-- Begin INFORMATION GIVEN --
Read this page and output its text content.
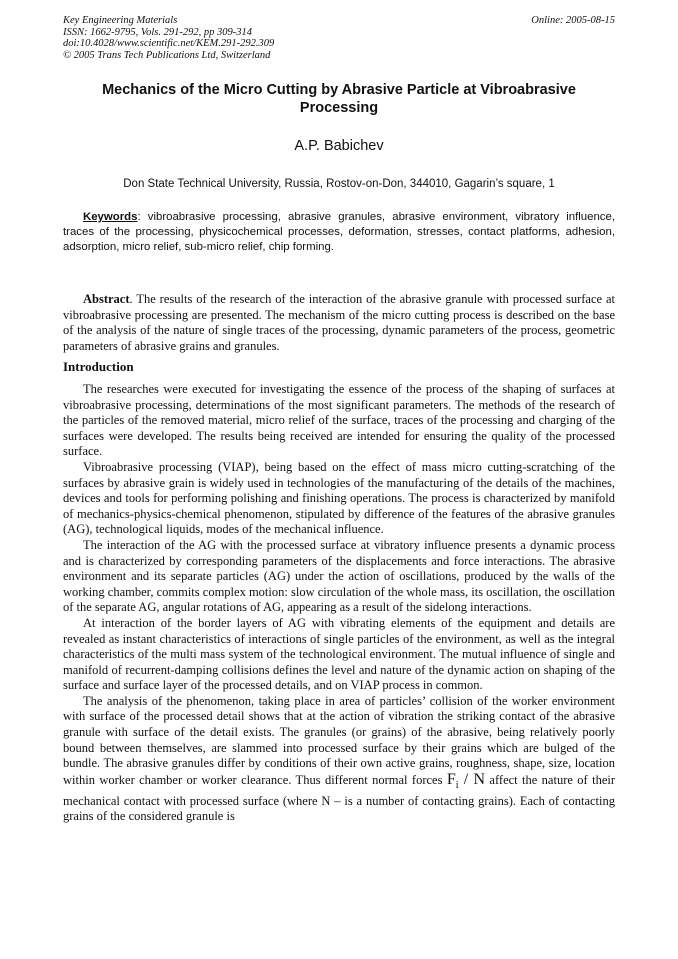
Key Engineering Materials
ISSN: 1662-9795, Vols. 291-292, pp 309-314
doi:10.4028/www.scientific.net/KEM.291-292.309
© 2005 Trans Tech Publications Ltd, Switzerland
Online: 2005-08-15
Mechanics of the Micro Cutting by Abrasive Particle at Vibroabrasive Processing
A.P. Babichev
Don State Technical University, Russia, Rostov-on-Don, 344010, Gagarin’s square, 1
Keywords: vibroabrasive processing, abrasive granules, abrasive environment, vibratory influence, traces of the processing, physicochemical processes, deformation, stresses, contact platforms, adhesion, adsorption, micro relief, sub-micro relief, chip forming.
Abstract. The results of the research of the interaction of the abrasive granule with processed surface at vibroabrasive processing are presented. The mechanism of the micro cutting process is described on the base of the analysis of the nature of single traces of the processing, dynamic parameters of the process, geometric parameters of abrasive grains and granules.
Introduction

The researches were executed for investigating the essence of the process of the shaping of surfaces at vibroabrasive processing, determinations of the most significant parameters. The methods of the research of the particles of the removed material, micro relief of the surface, traces of the processing and charging of the surfaces were developed. The results being received are intended for ensuring the quality of the processed surface.

Vibroabrasive processing (VIAP), being based on the effect of mass micro cutting-scratching of the surfaces by abrasive grain is widely used in technologies of the manufacturing of the details of the machines, devices and tools for performing polishing and finishing operations. The process is characterized by manifold of mechanics-physics-chemical phenomenon, stipulated by difference of the features of the abrasive granules (AG), technological liquids, modes of the mechanical influence.

The interaction of the AG with the processed surface at vibratory influence presents a dynamic process and is characterized by corresponding parameters of the displacements and force interactions. The abrasive environment and its separate particles (AG) under the action of oscillations, produced by the walls of the working chamber, commits complex motion: slow circulation of the whole mass, its oscillation, the oscillation of the separate AG, angular rotations of AG, appearing as a result of the sidelong interactions.

At interaction of the border layers of AG with vibrating elements of the equipment and details are revealed as instant characteristics of interactions of single particles of the environment, as well as the integral characteristics of the multi mass system of the technological environment. The mutual influence of single and manifold of recurrent-damping collisions defines the level and nature of the dynamic action on shaping of the surface and surface layer of the processed details, and on VIAP process in common.

The analysis of the phenomenon, taking place in area of particles’ collision of the worker environment with surface of the processed detail shows that at the action of vibration the striking contact of the abrasive granule with surface of the detail exists. The granules (or grains) of the abrasive, being relatively poorly bound between themselves, are slammed into processed surface by their grains which are bulged of the bundle. The abrasive granules differ by conditions of their own active grains, roughness, shape, size, location within worker chamber or worker clearance. Thus different normal forces $F_i$ / N affect the nature of their mechanical contact with processed surface (where N – is a number of contacting grains). Each of contacting grains of the considered granule is
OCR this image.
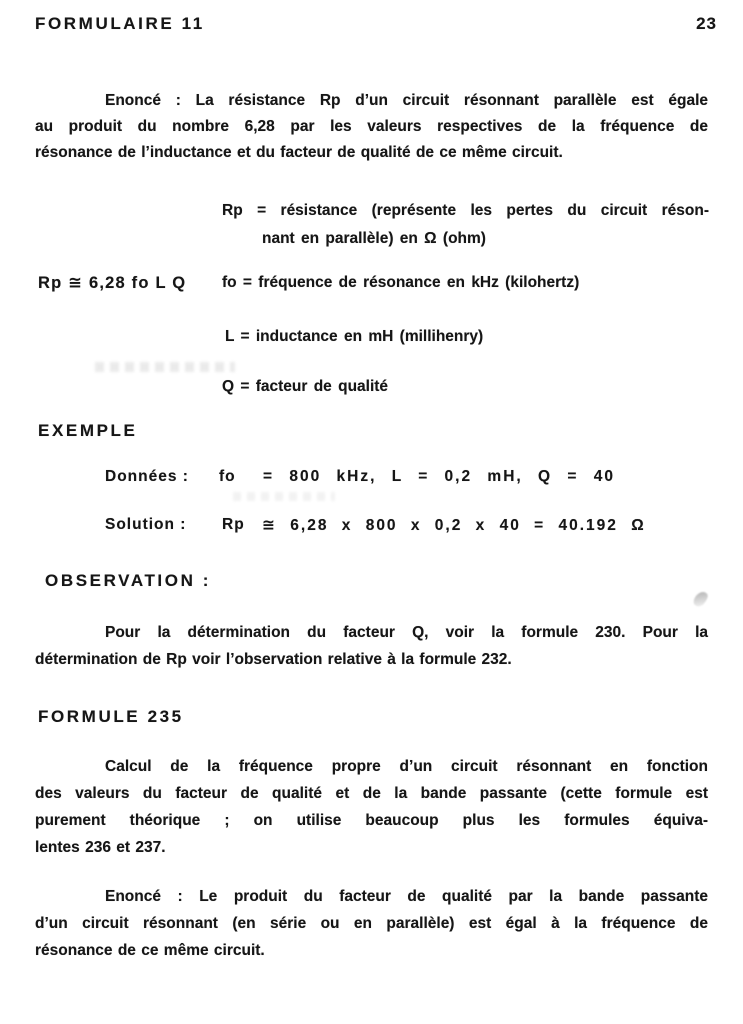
FORMULAIRE 11	23
Enoncé : La résistance Rp d’un circuit résonnant parallèle est égale
au produit du nombre 6,28 par les valeurs respectives de la fréquence de
résonance de l’inductance et du facteur de qualité de ce même circuit.
Rp = résistance (représente les pertes du circuit réson-
nant en parallèle) en Ω (ohm)
Rp ≅ 6,28 fo L Q fo = fréquence de résonance en kHz (kilohertz)
L = inductance en mH (millihenry)
Q = facteur de qualité
EXEMPLE
Données : fo = 800 kHz, L = 0,2 mH, Q = 40
Solution : Rp ≅ 6,28 x 800 x 0,2 x 40 = 40.192 Ω
OBSERVATION :
Pour la détermination du facteur Q, voir la formule 230. Pour la
détermination de Rp voir l’observation relative à la formule 232.
FORMULE 235
Calcul de la fréquence propre d’un circuit résonnant en fonction
des valeurs du facteur de qualité et de la bande passante (cette formule est
purement théorique ; on utilise beaucoup plus les formules équiva-
lentes 236 et 237.
Enoncé : Le produit du facteur de qualité par la bande passante
d’un circuit résonnant (en série ou en parallèle) est égal à la fréquence de
résonance de ce même circuit.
-- End INFORMATION GIVEN --
* WHAT YOU HAVE TO DO: Exactly reproduce the entries above, minus the pictures.

* OUTPUT FOR THIS EXERCISE:
Read this page and output its text content.
Key Engineering Materials
ISSN: 1662-9795, Vols. 291-292, pp 309-314
doi:10.4028/www.scientific.net/KEM.291-292.309
© 2005 Trans Tech Publications Ltd, Switzerland
Online: 2005-08-15
Mechanics of the Micro Cutting by Abrasive Particle at Vibroabrasive Processing
A.P. Babichev
Don State Technical University, Russia, Rostov-on-Don, 344010, Gagarin’s square, 1
Keywords: vibroabrasive processing, abrasive granules, abrasive environment, vibratory influence, traces of the processing, physicochemical processes, deformation, stresses, contact platforms, adhesion, adsorption, micro relief, sub-micro relief, chip forming.
Abstract. The results of the research of the interaction of the abrasive granule with processed surface at vibroabrasive processing are presented. The mechanism of the micro cutting process is described on the base of the analysis of the nature of single traces of the processing, dynamic parameters of the process, geometric parameters of abrasive grains and granules.
Introduction

The researches were executed for investigating the essence of the process of the shaping of surfaces at vibroabrasive processing, determinations of the most significant parameters. The methods of the research of the particles of the removed material, micro relief of the surface, traces of the processing and charging of the surfaces were developed. The results being received are intended for ensuring the quality of the processed surface.

Vibroabrasive processing (VIAP), being based on the effect of mass micro cutting-scratching of the surfaces by abrasive grain is widely used in technologies of the manufacturing of the details of the machines, devices and tools for performing polishing and finishing operations. The process is characterized by manifold of mechanics-physics-chemical phenomenon, stipulated by difference of the features of the abrasive granules (AG), technological liquids, modes of the mechanical influence.

The interaction of the AG with the processed surface at vibratory influence presents a dynamic process and is characterized by corresponding parameters of the displacements and force interactions. The abrasive environment and its separate particles (AG) under the action of oscillations, produced by the walls of the working chamber, commits complex motion: slow circulation of the whole mass, its oscillation, the oscillation of the separate AG, angular rotations of AG, appearing as a result of the sidelong interactions.

At interaction of the border layers of AG with vibrating elements of the equipment and details are revealed as instant characteristics of interactions of single particles of the environment, as well as the integral characteristics of the multi mass system of the technological environment. The mutual influence of single and manifold of recurrent-damping collisions defines the level and nature of the dynamic action on shaping of the surface and surface layer of the processed details, and on VIAP process in common.

The analysis of the phenomenon, taking place in area of particles’ collision of the worker environment with surface of the processed detail shows that at the action of vibration the striking contact of the abrasive granule with surface of the detail exists. The granules (or grains) of the abrasive, being relatively poorly bound between themselves, are slammed into processed surface by their grains which are bulged of the bundle. The abrasive granules differ by conditions of their own active grains, roughness, shape, size, location within worker chamber or worker clearance. Thus different normal forces $F_i$ / N affect the nature of their mechanical contact with processed surface (where N – is a number of contacting grains). Each of contacting grains of the considered granule is
OCR this image.
FORMULAIRE 11	23
Enoncé : La résistance Rp d’un circuit résonnant parallèle est égale
au produit du nombre 6,28 par les valeurs respectives de la fréquence de
résonance de l’inductance et du facteur de qualité de ce même circuit.
Rp = résistance (représente les pertes du circuit réson-
nant en parallèle) en Ω (ohm)
Rp ≅ 6,28 fo L Q fo = fréquence de résonance en kHz (kilohertz)
L = inductance en mH (millihenry)
Q = facteur de qualité
EXEMPLE
Données : fo = 800 kHz, L = 0,2 mH, Q = 40
Solution : Rp ≅ 6,28 x 800 x 0,2 x 40 = 40.192 Ω
OBSERVATION :
Pour la détermination du facteur Q, voir la formule 230. Pour la
détermination de Rp voir l’observation relative à la formule 232.
FORMULE 235
Calcul de la fréquence propre d’un circuit résonnant en fonction
des valeurs du facteur de qualité et de la bande passante (cette formule est
purement théorique ; on utilise beaucoup plus les formules équiva-
lentes 236 et 237.
Enoncé : Le produit du facteur de qualité par la bande passante
d’un circuit résonnant (en série ou en parallèle) est égal à la fréquence de
résonance de ce même circuit.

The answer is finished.